WORK INSTRUCTIONS ▸ The records that follow should be retyped word for word.

PROVIDED RECORDS ▸
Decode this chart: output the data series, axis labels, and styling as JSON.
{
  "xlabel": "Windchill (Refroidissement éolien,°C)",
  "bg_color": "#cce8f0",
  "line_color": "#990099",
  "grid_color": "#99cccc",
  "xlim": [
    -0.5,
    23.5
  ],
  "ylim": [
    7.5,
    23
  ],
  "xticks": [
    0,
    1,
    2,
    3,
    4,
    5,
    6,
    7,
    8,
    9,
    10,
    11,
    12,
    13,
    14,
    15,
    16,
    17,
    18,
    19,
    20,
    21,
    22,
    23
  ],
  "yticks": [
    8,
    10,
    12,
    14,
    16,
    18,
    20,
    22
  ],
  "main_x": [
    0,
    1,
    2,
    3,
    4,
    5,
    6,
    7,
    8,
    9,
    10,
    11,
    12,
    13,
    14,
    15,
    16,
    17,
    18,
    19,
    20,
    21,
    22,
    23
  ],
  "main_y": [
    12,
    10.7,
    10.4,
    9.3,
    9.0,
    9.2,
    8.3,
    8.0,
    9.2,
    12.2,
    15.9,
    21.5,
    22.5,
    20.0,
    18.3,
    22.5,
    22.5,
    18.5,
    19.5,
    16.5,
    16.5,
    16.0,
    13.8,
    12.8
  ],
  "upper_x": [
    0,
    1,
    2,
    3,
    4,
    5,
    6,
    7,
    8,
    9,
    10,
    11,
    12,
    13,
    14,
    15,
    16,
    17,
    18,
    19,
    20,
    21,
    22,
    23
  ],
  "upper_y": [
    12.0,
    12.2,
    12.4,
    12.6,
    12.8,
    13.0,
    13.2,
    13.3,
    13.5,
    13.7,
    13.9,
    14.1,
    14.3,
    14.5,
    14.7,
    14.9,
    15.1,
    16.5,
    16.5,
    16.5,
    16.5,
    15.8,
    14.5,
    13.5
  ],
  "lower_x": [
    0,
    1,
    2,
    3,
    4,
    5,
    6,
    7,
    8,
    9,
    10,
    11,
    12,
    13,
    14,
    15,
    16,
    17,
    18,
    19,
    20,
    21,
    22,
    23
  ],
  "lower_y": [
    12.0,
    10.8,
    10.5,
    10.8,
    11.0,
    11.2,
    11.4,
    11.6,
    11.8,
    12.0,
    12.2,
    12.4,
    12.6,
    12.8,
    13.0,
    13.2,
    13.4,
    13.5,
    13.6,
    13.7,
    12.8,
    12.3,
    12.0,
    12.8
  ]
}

TASK OUTPUT ▸
Decode this chart: output the data series, axis labels, and styling as JSON.
{
  "xlabel": "Windchill (Refroidissement éolien,°C)",
  "bg_color": "#cce8f0",
  "line_color": "#990099",
  "grid_color": "#99cccc",
  "xlim": [
    -0.5,
    23.5
  ],
  "ylim": [
    7.5,
    23
  ],
  "xticks": [
    0,
    1,
    2,
    3,
    4,
    5,
    6,
    7,
    8,
    9,
    10,
    11,
    12,
    13,
    14,
    15,
    16,
    17,
    18,
    19,
    20,
    21,
    22,
    23
  ],
  "yticks": [
    8,
    10,
    12,
    14,
    16,
    18,
    20,
    22
  ],
  "main_x": [
    0,
    1,
    2,
    3,
    4,
    5,
    6,
    7,
    8,
    9,
    10,
    11,
    12,
    13,
    14,
    15,
    16,
    17,
    18,
    19,
    20,
    21,
    22,
    23
  ],
  "main_y": [
    12,
    10.7,
    10.4,
    9.3,
    9.0,
    9.2,
    8.3,
    8.0,
    9.2,
    12.2,
    15.9,
    21.5,
    22.5,
    20.0,
    18.3,
    22.5,
    22.5,
    18.5,
    19.5,
    16.5,
    16.5,
    16.0,
    13.8,
    12.8
  ],
  "upper_x": [
    0,
    1,
    2,
    3,
    4,
    5,
    6,
    7,
    8,
    9,
    10,
    11,
    12,
    13,
    14,
    15,
    16,
    17,
    18,
    19,
    20,
    21,
    22,
    23
  ],
  "upper_y": [
    12.0,
    12.2,
    12.4,
    12.6,
    12.8,
    13.0,
    13.2,
    13.3,
    13.5,
    13.7,
    13.9,
    14.1,
    14.3,
    14.5,
    14.7,
    14.9,
    15.1,
    16.5,
    16.5,
    16.5,
    16.5,
    15.8,
    14.5,
    13.5
  ],
  "lower_x": [
    0,
    1,
    2,
    3,
    4,
    5,
    6,
    7,
    8,
    9,
    10,
    11,
    12,
    13,
    14,
    15,
    16,
    17,
    18,
    19,
    20,
    21,
    22,
    23
  ],
  "lower_y": [
    12.0,
    10.8,
    10.5,
    10.8,
    11.0,
    11.2,
    11.4,
    11.6,
    11.8,
    12.0,
    12.2,
    12.4,
    12.6,
    12.8,
    13.0,
    13.2,
    13.4,
    13.5,
    13.6,
    13.7,
    12.8,
    12.3,
    12.0,
    12.8
  ]
}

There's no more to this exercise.